Data entries:
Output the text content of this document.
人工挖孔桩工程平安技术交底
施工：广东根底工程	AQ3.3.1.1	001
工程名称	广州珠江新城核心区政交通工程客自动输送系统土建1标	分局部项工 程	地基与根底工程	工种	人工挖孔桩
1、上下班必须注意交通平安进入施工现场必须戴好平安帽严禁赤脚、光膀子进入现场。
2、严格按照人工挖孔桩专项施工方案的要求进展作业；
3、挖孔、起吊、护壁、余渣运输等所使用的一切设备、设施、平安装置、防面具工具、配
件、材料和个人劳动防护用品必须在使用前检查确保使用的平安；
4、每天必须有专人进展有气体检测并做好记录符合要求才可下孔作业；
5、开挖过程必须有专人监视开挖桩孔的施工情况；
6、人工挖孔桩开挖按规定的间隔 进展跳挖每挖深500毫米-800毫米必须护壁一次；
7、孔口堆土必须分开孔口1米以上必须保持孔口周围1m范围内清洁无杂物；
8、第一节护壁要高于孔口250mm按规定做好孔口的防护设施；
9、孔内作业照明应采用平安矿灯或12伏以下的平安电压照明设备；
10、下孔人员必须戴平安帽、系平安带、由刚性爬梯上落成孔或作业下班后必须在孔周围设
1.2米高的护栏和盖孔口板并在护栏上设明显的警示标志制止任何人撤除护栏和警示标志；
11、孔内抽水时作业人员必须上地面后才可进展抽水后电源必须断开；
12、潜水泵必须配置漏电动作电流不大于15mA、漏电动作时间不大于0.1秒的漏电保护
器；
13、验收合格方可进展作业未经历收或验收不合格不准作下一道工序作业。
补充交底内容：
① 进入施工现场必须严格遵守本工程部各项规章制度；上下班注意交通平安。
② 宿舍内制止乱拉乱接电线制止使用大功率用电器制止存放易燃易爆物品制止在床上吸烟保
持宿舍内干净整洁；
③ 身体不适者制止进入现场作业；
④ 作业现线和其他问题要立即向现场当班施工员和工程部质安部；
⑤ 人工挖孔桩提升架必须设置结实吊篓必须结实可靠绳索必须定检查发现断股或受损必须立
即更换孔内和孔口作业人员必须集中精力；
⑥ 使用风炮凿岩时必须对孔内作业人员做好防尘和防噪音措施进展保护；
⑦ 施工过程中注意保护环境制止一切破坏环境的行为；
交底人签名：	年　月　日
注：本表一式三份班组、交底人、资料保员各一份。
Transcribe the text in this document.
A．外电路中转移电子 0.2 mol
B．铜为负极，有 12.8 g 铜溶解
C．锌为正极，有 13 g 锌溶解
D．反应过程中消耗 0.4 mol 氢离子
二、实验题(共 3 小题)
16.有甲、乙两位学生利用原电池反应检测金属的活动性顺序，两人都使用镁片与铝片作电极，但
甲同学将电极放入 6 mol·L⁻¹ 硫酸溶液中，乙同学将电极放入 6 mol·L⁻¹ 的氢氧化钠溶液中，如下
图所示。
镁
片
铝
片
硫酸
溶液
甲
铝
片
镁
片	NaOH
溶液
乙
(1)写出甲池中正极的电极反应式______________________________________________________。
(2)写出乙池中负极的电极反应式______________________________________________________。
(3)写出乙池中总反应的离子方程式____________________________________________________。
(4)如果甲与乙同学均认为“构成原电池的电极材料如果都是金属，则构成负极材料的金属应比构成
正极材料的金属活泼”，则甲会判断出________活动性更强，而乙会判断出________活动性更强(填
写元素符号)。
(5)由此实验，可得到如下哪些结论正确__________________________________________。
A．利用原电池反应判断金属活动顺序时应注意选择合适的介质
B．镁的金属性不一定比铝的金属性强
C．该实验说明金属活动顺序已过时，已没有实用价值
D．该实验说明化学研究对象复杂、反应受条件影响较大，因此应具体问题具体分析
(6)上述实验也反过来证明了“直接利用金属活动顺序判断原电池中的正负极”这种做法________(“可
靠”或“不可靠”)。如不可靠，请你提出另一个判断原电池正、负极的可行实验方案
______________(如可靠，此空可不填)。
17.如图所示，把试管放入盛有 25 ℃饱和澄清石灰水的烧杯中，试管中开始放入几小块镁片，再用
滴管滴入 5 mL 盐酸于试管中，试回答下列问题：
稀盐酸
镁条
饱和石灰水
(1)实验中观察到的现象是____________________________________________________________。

*WHAT YOU ARE ASKED TO DO*
Report each line in the data that holds the word "text".

*SOLVED EXERCISE*
Output the text content of this document.
Transcribe the text in this document.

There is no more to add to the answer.